Source data>
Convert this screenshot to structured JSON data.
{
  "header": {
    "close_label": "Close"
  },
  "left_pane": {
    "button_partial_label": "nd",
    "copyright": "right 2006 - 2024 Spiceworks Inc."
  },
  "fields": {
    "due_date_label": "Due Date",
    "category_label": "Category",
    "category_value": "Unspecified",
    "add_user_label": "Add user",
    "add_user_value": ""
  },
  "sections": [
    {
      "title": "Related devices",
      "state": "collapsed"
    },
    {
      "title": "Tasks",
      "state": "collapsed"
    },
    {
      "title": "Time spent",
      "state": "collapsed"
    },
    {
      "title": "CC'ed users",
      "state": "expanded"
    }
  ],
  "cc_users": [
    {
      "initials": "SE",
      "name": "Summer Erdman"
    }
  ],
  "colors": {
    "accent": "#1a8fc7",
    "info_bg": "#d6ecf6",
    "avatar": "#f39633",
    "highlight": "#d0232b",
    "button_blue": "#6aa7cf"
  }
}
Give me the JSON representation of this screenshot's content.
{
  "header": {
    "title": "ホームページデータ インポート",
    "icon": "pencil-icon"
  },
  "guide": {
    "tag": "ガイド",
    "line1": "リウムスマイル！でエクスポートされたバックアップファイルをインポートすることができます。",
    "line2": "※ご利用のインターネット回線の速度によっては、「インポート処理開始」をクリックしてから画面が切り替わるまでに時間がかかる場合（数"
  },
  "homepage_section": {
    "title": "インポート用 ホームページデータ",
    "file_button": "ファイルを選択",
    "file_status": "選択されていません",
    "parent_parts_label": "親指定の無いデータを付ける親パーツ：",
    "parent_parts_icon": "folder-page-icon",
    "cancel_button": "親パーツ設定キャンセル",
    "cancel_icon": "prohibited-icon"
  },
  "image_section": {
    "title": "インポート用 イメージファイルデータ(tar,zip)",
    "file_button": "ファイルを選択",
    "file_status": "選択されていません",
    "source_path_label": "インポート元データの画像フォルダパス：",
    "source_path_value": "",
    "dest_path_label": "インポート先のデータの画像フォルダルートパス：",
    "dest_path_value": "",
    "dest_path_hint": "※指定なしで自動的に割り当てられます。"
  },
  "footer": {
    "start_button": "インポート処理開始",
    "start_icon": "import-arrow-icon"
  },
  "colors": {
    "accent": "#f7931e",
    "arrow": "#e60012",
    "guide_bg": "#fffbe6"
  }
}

Your instructions>
Write out the material exactly as given.

Answer to the problem>
Convert this screenshot to structured JSON data.
{
  "header": {
    "close_label": "Close"
  },
  "left_pane": {
    "button_partial_label": "nd",
    "copyright": "right 2006 - 2024 Spiceworks Inc."
  },
  "fields": {
    "due_date_label": "Due Date",
    "category_label": "Category",
    "category_value": "Unspecified",
    "add_user_label": "Add user",
    "add_user_value": ""
  },
  "sections": [
    {
      "title": "Related devices",
      "state": "collapsed"
    },
    {
      "title": "Tasks",
      "state": "collapsed"
    },
    {
      "title": "Time spent",
      "state": "collapsed"
    },
    {
      "title": "CC'ed users",
      "state": "expanded"
    }
  ],
  "cc_users": [
    {
      "initials": "SE",
      "name": "Summer Erdman"
    }
  ],
  "colors": {
    "accent": "#1a8fc7",
    "info_bg": "#d6ecf6",
    "avatar": "#f39633",
    "highlight": "#d0232b",
    "button_blue": "#6aa7cf"
  }
}
Give me the JSON representation of this screenshot's content.
{
  "header": {
    "title": "ホームページデータ インポート",
    "icon": "pencil-icon"
  },
  "guide": {
    "tag": "ガイド",
    "line1": "リウムスマイル！でエクスポートされたバックアップファイルをインポートすることができます。",
    "line2": "※ご利用のインターネット回線の速度によっては、「インポート処理開始」をクリックしてから画面が切り替わるまでに時間がかかる場合（数"
  },
  "homepage_section": {
    "title": "インポート用 ホームページデータ",
    "file_button": "ファイルを選択",
    "file_status": "選択されていません",
    "parent_parts_label": "親指定の無いデータを付ける親パーツ：",
    "parent_parts_icon": "folder-page-icon",
    "cancel_button": "親パーツ設定キャンセル",
    "cancel_icon": "prohibited-icon"
  },
  "image_section": {
    "title": "インポート用 イメージファイルデータ(tar,zip)",
    "file_button": "ファイルを選択",
    "file_status": "選択されていません",
    "source_path_label": "インポート元データの画像フォルダパス：",
    "source_path_value": "",
    "dest_path_label": "インポート先のデータの画像フォルダルートパス：",
    "dest_path_value": "",
    "dest_path_hint": "※指定なしで自動的に割り当てられます。"
  },
  "footer": {
    "start_button": "インポート処理開始",
    "start_icon": "import-arrow-icon"
  },
  "colors": {
    "accent": "#f7931e",
    "arrow": "#e60012",
    "guide_bg": "#fffbe6"
  }
}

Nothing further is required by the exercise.